> _Written request_: Without altering anything, repeat each of the records.

[Saved entries]
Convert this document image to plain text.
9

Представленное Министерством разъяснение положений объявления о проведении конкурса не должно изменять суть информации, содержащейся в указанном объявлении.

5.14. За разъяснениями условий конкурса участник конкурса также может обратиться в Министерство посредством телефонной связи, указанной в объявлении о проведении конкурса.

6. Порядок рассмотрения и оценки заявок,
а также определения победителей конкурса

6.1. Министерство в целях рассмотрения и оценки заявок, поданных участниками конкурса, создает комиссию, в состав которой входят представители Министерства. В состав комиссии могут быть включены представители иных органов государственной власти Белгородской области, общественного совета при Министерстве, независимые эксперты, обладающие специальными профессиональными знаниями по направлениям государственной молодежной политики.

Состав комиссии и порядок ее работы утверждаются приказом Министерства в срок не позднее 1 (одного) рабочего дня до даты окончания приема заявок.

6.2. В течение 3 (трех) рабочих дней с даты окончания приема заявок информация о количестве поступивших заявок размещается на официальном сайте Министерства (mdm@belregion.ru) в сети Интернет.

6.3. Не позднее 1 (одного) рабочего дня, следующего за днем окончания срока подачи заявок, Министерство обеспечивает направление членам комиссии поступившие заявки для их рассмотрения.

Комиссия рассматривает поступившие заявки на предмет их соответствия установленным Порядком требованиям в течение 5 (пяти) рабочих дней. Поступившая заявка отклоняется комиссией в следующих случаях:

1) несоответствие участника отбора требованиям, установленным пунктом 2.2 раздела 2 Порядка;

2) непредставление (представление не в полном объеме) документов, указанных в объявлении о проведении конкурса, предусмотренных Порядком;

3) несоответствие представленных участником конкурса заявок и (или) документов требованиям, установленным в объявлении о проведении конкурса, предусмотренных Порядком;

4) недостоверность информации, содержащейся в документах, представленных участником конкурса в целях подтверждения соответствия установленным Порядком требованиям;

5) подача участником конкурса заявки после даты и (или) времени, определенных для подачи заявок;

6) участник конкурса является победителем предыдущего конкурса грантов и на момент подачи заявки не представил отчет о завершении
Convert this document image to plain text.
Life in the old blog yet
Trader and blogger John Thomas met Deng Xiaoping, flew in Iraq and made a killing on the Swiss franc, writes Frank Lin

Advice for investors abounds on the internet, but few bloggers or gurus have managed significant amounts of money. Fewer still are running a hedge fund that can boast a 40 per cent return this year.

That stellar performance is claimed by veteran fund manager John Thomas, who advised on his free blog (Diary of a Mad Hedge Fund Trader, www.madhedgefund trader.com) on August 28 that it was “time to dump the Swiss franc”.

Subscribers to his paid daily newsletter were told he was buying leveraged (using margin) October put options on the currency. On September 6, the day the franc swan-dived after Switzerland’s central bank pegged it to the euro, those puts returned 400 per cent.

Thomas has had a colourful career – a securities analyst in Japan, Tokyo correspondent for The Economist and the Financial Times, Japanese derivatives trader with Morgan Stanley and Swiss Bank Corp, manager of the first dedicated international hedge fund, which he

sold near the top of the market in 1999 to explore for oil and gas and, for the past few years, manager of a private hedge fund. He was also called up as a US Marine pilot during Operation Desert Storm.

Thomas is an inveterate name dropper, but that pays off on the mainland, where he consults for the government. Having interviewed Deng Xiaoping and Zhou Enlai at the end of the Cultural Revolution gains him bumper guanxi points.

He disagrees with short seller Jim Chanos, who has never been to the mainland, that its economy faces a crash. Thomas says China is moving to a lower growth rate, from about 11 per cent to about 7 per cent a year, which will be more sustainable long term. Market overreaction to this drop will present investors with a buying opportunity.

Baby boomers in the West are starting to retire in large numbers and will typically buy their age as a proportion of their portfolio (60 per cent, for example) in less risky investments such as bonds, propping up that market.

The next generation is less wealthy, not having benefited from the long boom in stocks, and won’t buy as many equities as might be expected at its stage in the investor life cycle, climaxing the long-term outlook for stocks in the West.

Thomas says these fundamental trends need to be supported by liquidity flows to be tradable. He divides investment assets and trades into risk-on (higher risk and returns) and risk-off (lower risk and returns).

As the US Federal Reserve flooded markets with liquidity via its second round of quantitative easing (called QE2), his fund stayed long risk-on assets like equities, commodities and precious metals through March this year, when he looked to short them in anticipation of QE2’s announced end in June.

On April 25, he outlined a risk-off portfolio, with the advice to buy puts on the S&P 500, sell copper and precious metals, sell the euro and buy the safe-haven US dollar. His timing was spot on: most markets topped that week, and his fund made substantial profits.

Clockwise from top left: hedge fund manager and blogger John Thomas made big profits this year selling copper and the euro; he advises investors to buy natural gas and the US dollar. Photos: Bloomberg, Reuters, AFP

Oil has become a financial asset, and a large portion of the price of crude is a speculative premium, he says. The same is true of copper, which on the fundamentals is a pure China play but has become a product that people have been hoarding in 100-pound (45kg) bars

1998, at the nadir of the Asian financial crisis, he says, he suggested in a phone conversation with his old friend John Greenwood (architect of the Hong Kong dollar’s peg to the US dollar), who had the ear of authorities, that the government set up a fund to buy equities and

> _The reply_:
Convert this document image to plain text.
9

Представленное Министерством разъяснение положений объявления о проведении конкурса не должно изменять суть информации, содержащейся в указанном объявлении.

5.14. За разъяснениями условий конкурса участник конкурса также может обратиться в Министерство посредством телефонной связи, указанной в объявлении о проведении конкурса.

6. Порядок рассмотрения и оценки заявок,
а также определения победителей конкурса

6.1. Министерство в целях рассмотрения и оценки заявок, поданных участниками конкурса, создает комиссию, в состав которой входят представители Министерства. В состав комиссии могут быть включены представители иных органов государственной власти Белгородской области, общественного совета при Министерстве, независимые эксперты, обладающие специальными профессиональными знаниями по направлениям государственной молодежной политики.

Состав комиссии и порядок ее работы утверждаются приказом Министерства в срок не позднее 1 (одного) рабочего дня до даты окончания приема заявок.

6.2. В течение 3 (трех) рабочих дней с даты окончания приема заявок информация о количестве поступивших заявок размещается на официальном сайте Министерства (mdm@belregion.ru) в сети Интернет.

6.3. Не позднее 1 (одного) рабочего дня, следующего за днем окончания срока подачи заявок, Министерство обеспечивает направление членам комиссии поступившие заявки для их рассмотрения.

Комиссия рассматривает поступившие заявки на предмет их соответствия установленным Порядком требованиям в течение 5 (пяти) рабочих дней. Поступившая заявка отклоняется комиссией в следующих случаях:

1) несоответствие участника отбора требованиям, установленным пунктом 2.2 раздела 2 Порядка;

2) непредставление (представление не в полном объеме) документов, указанных в объявлении о проведении конкурса, предусмотренных Порядком;

3) несоответствие представленных участником конкурса заявок и (или) документов требованиям, установленным в объявлении о проведении конкурса, предусмотренных Порядком;

4) недостоверность информации, содержащейся в документах, представленных участником конкурса в целях подтверждения соответствия установленным Порядком требованиям;

5) подача участником конкурса заявки после даты и (или) времени, определенных для подачи заявок;

6) участник конкурса является победителем предыдущего конкурса грантов и на момент подачи заявки не представил отчет о завершении
Convert this document image to plain text.
Life in the old blog yet
Trader and blogger John Thomas met Deng Xiaoping, flew in Iraq and made a killing on the Swiss franc, writes Frank Lin

Advice for investors abounds on the internet, but few bloggers or gurus have managed significant amounts of money. Fewer still are running a hedge fund that can boast a 40 per cent return this year.

That stellar performance is claimed by veteran fund manager John Thomas, who advised on his free blog (Diary of a Mad Hedge Fund Trader, www.madhedgefund trader.com) on August 28 that it was “time to dump the Swiss franc”.

Subscribers to his paid daily newsletter were told he was buying leveraged (using margin) October put options on the currency. On September 6, the day the franc swan-dived after Switzerland’s central bank pegged it to the euro, those puts returned 400 per cent.

Thomas has had a colourful career – a securities analyst in Japan, Tokyo correspondent for The Economist and the Financial Times, Japanese derivatives trader with Morgan Stanley and Swiss Bank Corp, manager of the first dedicated international hedge fund, which he

sold near the top of the market in 1999 to explore for oil and gas and, for the past few years, manager of a private hedge fund. He was also called up as a US Marine pilot during Operation Desert Storm.

Thomas is an inveterate name dropper, but that pays off on the mainland, where he consults for the government. Having interviewed Deng Xiaoping and Zhou Enlai at the end of the Cultural Revolution gains him bumper guanxi points.

He disagrees with short seller Jim Chanos, who has never been to the mainland, that its economy faces a crash. Thomas says China is moving to a lower growth rate, from about 11 per cent to about 7 per cent a year, which will be more sustainable long term. Market overreaction to this drop will present investors with a buying opportunity.

Baby boomers in the West are starting to retire in large numbers and will typically buy their age as a proportion of their portfolio (60 per cent, for example) in less risky investments such as bonds, propping up that market.

The next generation is less wealthy, not having benefited from the long boom in stocks, and won’t buy as many equities as might be expected at its stage in the investor life cycle, climaxing the long-term outlook for stocks in the West.

Thomas says these fundamental trends need to be supported by liquidity flows to be tradable. He divides investment assets and trades into risk-on (higher risk and returns) and risk-off (lower risk and returns).

As the US Federal Reserve flooded markets with liquidity via its second round of quantitative easing (called QE2), his fund stayed long risk-on assets like equities, commodities and precious metals through March this year, when he looked to short them in anticipation of QE2’s announced end in June.

On April 25, he outlined a risk-off portfolio, with the advice to buy puts on the S&P 500, sell copper and precious metals, sell the euro and buy the safe-haven US dollar. His timing was spot on: most markets topped that week, and his fund made substantial profits.

Clockwise from top left: hedge fund manager and blogger John Thomas made big profits this year selling copper and the euro; he advises investors to buy natural gas and the US dollar. Photos: Bloomberg, Reuters, AFP

Oil has become a financial asset, and a large portion of the price of crude is a speculative premium, he says. The same is true of copper, which on the fundamentals is a pure China play but has become a product that people have been hoarding in 100-pound (45kg) bars

1998, at the nadir of the Asian financial crisis, he says, he suggested in a phone conversation with his old friend John Greenwood (architect of the Hong Kong dollar’s peg to the US dollar), who had the ear of authorities, that the government set up a fund to buy equities and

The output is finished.